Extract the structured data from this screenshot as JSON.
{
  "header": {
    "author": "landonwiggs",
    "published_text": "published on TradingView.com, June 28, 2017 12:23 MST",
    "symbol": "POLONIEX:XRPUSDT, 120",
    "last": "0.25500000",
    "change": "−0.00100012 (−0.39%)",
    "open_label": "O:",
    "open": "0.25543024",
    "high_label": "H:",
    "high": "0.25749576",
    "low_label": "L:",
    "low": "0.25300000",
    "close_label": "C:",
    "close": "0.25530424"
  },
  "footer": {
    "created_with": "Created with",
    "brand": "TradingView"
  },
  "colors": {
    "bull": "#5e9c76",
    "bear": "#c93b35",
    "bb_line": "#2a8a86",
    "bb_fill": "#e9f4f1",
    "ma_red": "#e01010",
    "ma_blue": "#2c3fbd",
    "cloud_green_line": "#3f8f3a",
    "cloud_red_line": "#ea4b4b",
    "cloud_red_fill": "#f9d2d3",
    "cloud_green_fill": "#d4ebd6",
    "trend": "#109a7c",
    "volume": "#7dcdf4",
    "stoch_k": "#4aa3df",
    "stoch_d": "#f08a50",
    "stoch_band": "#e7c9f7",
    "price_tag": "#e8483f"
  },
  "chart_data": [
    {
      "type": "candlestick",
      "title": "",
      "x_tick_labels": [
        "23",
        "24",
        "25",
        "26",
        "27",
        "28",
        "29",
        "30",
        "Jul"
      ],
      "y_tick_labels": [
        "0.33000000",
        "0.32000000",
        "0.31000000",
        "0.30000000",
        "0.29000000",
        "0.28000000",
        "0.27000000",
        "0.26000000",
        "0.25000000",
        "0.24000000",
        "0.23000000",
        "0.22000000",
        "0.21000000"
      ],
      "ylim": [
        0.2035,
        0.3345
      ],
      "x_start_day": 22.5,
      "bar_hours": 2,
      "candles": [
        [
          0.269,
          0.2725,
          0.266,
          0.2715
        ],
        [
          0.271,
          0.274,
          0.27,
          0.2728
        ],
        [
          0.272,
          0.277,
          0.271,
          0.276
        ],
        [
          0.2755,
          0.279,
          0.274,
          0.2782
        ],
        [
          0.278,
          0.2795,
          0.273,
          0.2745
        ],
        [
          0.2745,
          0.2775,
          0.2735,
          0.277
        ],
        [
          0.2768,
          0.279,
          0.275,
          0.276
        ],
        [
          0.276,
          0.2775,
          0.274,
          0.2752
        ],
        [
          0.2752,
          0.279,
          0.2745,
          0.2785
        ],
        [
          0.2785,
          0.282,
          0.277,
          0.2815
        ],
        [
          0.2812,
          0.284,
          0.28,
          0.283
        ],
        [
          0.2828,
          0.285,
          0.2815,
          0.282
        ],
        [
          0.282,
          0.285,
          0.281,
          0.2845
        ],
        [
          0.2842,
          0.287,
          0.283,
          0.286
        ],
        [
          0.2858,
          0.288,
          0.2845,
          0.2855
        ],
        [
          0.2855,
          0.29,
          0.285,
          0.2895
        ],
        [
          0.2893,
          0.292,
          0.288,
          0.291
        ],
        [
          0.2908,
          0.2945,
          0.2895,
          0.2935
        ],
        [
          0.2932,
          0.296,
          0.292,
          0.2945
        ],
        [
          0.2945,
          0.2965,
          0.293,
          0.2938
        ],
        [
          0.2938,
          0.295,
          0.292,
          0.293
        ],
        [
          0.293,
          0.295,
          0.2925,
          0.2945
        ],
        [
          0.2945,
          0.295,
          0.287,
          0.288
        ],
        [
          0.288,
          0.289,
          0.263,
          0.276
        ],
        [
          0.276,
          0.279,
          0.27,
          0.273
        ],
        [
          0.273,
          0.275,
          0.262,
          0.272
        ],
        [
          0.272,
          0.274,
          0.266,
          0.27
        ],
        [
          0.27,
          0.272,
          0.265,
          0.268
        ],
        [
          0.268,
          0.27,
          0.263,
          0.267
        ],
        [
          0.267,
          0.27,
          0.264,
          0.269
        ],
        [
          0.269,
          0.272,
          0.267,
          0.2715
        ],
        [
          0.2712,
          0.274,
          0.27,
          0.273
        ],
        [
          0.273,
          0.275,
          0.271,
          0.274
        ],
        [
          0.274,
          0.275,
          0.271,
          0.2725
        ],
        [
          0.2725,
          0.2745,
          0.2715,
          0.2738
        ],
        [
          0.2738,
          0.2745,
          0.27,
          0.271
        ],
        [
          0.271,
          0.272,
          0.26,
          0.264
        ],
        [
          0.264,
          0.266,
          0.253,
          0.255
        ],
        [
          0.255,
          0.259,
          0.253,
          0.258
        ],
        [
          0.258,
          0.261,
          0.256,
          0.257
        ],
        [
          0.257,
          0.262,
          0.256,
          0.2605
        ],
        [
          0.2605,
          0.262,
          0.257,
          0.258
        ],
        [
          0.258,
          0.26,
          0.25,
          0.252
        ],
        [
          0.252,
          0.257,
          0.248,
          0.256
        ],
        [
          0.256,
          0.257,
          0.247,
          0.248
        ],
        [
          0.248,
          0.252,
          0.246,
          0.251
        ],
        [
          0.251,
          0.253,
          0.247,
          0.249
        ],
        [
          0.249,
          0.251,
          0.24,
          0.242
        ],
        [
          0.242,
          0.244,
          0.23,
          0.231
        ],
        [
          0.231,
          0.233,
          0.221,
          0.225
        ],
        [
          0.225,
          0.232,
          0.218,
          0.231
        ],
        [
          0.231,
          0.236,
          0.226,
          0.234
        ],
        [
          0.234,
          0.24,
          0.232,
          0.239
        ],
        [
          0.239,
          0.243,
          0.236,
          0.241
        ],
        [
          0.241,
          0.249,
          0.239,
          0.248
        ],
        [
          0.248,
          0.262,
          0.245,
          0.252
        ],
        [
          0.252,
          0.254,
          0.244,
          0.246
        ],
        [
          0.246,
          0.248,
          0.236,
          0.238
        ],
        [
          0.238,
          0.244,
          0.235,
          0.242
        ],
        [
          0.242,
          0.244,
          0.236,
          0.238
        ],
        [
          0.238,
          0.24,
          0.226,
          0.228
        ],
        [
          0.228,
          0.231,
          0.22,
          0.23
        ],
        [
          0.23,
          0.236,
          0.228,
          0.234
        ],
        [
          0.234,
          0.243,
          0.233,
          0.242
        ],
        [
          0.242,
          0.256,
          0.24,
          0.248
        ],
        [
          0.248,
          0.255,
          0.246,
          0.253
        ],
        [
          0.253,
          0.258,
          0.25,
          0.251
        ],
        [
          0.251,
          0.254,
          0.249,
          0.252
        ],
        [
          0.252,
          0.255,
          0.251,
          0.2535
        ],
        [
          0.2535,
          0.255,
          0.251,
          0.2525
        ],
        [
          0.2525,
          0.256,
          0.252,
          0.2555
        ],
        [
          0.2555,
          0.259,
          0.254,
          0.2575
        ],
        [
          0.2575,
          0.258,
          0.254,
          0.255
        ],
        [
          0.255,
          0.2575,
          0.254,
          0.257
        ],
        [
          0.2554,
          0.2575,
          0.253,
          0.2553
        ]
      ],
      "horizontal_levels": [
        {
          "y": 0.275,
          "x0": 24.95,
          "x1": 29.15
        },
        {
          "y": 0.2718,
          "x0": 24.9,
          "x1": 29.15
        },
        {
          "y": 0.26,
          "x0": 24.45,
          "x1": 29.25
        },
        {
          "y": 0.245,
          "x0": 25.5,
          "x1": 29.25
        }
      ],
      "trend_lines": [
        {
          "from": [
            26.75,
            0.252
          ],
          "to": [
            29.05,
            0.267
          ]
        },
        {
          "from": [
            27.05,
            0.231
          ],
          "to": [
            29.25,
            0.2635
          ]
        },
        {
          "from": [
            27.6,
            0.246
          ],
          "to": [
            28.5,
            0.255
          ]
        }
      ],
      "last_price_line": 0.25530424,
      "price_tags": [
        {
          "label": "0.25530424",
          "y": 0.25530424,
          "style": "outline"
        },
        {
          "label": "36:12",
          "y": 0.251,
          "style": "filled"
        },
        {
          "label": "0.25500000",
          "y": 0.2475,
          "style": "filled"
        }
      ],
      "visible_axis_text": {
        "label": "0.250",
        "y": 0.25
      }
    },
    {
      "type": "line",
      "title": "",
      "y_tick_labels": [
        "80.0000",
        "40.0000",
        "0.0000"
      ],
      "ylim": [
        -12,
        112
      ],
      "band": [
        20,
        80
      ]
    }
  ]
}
◆ ◆ ◆ ◆
[INSTRUCTION]:
In the listing above, find each line with the word "TradingView" and copy it.

[RESPONSE TO THE EXERCISE]:
    "published_text": "published on TradingView.com, June 28, 2017 12:23 MST",
    "brand": "TradingView"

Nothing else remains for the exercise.